REQUIRED WORK:
Translate this sentence from the passage on propitiation into Spanish: "Two goats, chosen by lot to be sacrificed or sent alive into the desert, were the atonement offerings."

GIVEN PASSAGE:
--- --- ---

The word translated "atonement" in verse 25 of the NIV is better translated "propitiation". Propitiation is a word which can mean the act of appeasing an angry authority, or it can mean the offering or sacrifice given to turn away the wrath of a deity or authority. In this verse Paul is saying that Jesus was the propitiation which satisfied God's wrath against sin. In fact, the implications of the Greek behind the word "propitiation" are so strong that a fair explanation of the meaning would be that God exhausted his wrath on Jesus when he hung on the cross as a propitiation for our sin.

Verse 21 tells us that this new righteousness apart from the law which Paul is defining originated with God. Verse 25 continues this truth; God initiated the righteousness he gives us by presenting Jesus as a sacrifice of atonement. Jesus did not sacrifice himself apart from the Father. While Jesus obediently chose to go to the cross, the Father sacrificed himself by presenting Jesus-part of himself-to us as the object of His wrath. The pain of the Father must have been as intense as the pain of the Son.

What exactly did it mean that Jesus became a propitiation for sin, and what did it accomplish for us? The description of the Day of Atonement sacrifices gives an early picture of what Jesus' personal sacrifice meant. Two goats, chosen by lot to be sacrificed or sent alive into the desert, were the atonement offerings. The blood of the sacrifice made atonement for the Most Holy Place, and the scapegoat figuratively carried the sins of the entire nation on its head out of the camp into the desert, thus removing sin from the nation of Israel. (see Leviticus 16:6-10) Jesus was both the sacrifice and the scapegoat. His blood satisfied the legal requirement of death for sin, and he removed sin from humanity by taking it into himself, leaving us guiltless. He became our propitiation.

Isaiah further prophesies Jesus' role as a propitiation for us. He said Jesus was pierced and crushed for our transgressions, but his punishment brought us peace, and his wounds healed us. (Isaiah 53:5) His suffering turned God's wrath away from us and brought us peace with him. His wounds made it possible for God to heal our scarred, wounded hearts and souls.

--- --- ---

PROVIDED MATERIAL:
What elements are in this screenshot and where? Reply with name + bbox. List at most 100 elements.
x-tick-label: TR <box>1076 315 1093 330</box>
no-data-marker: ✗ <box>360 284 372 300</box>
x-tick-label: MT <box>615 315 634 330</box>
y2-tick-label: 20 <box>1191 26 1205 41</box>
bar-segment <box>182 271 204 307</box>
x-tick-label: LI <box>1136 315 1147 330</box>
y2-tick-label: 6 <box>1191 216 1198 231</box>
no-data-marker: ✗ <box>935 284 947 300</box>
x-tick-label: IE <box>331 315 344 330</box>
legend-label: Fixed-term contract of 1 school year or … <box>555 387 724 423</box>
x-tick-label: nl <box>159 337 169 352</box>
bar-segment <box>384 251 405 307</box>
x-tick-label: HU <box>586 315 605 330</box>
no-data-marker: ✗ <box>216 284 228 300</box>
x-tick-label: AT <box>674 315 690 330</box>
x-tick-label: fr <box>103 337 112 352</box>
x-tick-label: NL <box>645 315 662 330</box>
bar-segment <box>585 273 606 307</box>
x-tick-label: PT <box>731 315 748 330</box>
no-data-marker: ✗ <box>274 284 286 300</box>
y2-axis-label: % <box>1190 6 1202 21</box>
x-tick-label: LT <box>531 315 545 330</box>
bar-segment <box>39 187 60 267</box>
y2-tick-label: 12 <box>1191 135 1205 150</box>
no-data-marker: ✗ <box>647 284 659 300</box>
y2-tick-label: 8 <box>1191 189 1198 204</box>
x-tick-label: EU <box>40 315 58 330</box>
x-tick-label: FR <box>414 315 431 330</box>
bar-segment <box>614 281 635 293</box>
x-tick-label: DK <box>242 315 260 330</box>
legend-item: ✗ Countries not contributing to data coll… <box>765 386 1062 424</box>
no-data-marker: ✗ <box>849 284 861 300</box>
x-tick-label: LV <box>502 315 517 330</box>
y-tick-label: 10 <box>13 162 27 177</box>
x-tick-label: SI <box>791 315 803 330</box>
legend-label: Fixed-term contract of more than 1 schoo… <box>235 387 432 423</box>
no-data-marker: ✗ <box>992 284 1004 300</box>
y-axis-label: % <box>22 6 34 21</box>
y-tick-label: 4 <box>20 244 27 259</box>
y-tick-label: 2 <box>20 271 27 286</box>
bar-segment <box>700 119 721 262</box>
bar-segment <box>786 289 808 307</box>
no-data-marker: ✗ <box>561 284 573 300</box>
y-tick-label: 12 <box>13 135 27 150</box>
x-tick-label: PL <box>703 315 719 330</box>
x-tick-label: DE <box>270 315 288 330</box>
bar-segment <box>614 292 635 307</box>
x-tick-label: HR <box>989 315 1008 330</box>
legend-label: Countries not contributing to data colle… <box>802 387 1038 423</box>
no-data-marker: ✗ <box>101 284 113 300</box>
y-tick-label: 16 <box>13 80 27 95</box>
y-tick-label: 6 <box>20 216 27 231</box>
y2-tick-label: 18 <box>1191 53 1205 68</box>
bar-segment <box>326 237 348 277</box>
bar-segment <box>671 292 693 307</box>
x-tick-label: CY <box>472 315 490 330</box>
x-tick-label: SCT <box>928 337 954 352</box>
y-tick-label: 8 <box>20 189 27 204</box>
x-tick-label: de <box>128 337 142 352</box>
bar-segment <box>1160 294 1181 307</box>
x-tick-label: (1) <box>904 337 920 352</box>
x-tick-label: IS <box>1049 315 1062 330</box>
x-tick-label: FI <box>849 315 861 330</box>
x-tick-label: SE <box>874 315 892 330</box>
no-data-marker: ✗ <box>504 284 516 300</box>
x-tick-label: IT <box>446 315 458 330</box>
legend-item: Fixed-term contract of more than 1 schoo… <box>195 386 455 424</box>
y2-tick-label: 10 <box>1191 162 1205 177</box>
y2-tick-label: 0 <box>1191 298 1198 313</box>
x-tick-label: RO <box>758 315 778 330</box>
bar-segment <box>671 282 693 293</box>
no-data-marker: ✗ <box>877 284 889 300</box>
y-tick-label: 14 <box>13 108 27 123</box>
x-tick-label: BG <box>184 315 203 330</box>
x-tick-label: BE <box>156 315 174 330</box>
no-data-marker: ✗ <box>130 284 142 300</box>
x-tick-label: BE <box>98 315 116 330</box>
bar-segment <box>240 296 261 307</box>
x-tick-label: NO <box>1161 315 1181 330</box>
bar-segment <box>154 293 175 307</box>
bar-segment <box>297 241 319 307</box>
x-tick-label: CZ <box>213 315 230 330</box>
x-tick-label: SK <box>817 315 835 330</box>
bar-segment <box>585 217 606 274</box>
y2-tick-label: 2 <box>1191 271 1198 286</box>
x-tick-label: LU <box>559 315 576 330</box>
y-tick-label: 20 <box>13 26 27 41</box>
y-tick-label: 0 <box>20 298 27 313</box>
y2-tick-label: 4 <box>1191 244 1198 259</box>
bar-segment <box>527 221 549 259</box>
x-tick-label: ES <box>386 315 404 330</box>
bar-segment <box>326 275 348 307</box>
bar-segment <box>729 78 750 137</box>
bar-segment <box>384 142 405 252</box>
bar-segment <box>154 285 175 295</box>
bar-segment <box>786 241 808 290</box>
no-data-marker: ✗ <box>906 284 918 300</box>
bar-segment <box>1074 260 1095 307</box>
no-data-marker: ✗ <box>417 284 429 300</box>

--- --- ---

THE RESPONSE:
Dos machos cabríos, elegidos por sorteo para ser sacrificados o enviados vivos al desierto, eran las ofrendas de expiación.